Available data:

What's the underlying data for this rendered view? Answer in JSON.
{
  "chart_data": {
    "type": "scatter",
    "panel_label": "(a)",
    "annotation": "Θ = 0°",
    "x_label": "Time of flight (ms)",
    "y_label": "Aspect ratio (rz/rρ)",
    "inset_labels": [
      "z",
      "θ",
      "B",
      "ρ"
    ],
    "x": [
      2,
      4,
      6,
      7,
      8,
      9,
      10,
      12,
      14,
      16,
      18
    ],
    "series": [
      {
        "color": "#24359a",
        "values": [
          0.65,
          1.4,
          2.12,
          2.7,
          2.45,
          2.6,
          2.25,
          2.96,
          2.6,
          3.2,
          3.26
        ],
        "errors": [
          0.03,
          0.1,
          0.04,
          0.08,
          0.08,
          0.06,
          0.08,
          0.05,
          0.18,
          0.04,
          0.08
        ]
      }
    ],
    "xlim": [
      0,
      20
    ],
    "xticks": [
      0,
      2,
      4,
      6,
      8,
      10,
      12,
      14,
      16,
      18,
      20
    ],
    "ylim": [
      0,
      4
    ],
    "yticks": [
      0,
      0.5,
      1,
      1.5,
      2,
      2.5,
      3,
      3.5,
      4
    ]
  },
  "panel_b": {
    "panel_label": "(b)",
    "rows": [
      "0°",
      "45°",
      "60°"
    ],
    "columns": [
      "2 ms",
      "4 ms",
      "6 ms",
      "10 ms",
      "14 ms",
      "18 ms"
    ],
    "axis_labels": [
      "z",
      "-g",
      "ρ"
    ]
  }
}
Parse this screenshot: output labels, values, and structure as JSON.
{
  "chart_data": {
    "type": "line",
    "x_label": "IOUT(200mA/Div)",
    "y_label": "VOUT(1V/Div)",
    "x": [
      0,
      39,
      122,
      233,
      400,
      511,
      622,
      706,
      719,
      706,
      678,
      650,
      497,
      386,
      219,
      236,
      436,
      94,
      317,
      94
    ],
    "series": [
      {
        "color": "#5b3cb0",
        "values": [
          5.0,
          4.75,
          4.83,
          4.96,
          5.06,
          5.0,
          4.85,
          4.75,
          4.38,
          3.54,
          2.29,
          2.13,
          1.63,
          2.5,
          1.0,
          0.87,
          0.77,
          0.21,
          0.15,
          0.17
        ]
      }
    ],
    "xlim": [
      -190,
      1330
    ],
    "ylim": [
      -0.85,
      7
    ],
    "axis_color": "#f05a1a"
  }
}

Challenge: Using the data above, reproduce every line exactly.

Answer below:
What's the underlying data for this rendered view? Answer in JSON.
{
  "chart_data": {
    "type": "scatter",
    "panel_label": "(a)",
    "annotation": "Θ = 0°",
    "x_label": "Time of flight (ms)",
    "y_label": "Aspect ratio (rz/rρ)",
    "inset_labels": [
      "z",
      "θ",
      "B",
      "ρ"
    ],
    "x": [
      2,
      4,
      6,
      7,
      8,
      9,
      10,
      12,
      14,
      16,
      18
    ],
    "series": [
      {
        "color": "#24359a",
        "values": [
          0.65,
          1.4,
          2.12,
          2.7,
          2.45,
          2.6,
          2.25,
          2.96,
          2.6,
          3.2,
          3.26
        ],
        "errors": [
          0.03,
          0.1,
          0.04,
          0.08,
          0.08,
          0.06,
          0.08,
          0.05,
          0.18,
          0.04,
          0.08
        ]
      }
    ],
    "xlim": [
      0,
      20
    ],
    "xticks": [
      0,
      2,
      4,
      6,
      8,
      10,
      12,
      14,
      16,
      18,
      20
    ],
    "ylim": [
      0,
      4
    ],
    "yticks": [
      0,
      0.5,
      1,
      1.5,
      2,
      2.5,
      3,
      3.5,
      4
    ]
  },
  "panel_b": {
    "panel_label": "(b)",
    "rows": [
      "0°",
      "45°",
      "60°"
    ],
    "columns": [
      "2 ms",
      "4 ms",
      "6 ms",
      "10 ms",
      "14 ms",
      "18 ms"
    ],
    "axis_labels": [
      "z",
      "-g",
      "ρ"
    ]
  }
}
Parse this screenshot: output labels, values, and structure as JSON.
{
  "chart_data": {
    "type": "line",
    "x_label": "IOUT(200mA/Div)",
    "y_label": "VOUT(1V/Div)",
    "x": [
      0,
      39,
      122,
      233,
      400,
      511,
      622,
      706,
      719,
      706,
      678,
      650,
      497,
      386,
      219,
      236,
      436,
      94,
      317,
      94
    ],
    "series": [
      {
        "color": "#5b3cb0",
        "values": [
          5.0,
          4.75,
          4.83,
          4.96,
          5.06,
          5.0,
          4.85,
          4.75,
          4.38,
          3.54,
          2.29,
          2.13,
          1.63,
          2.5,
          1.0,
          0.87,
          0.77,
          0.21,
          0.15,
          0.17
        ]
      }
    ],
    "xlim": [
      -190,
      1330
    ],
    "ylim": [
      -0.85,
      7
    ],
    "axis_color": "#f05a1a"
  }
}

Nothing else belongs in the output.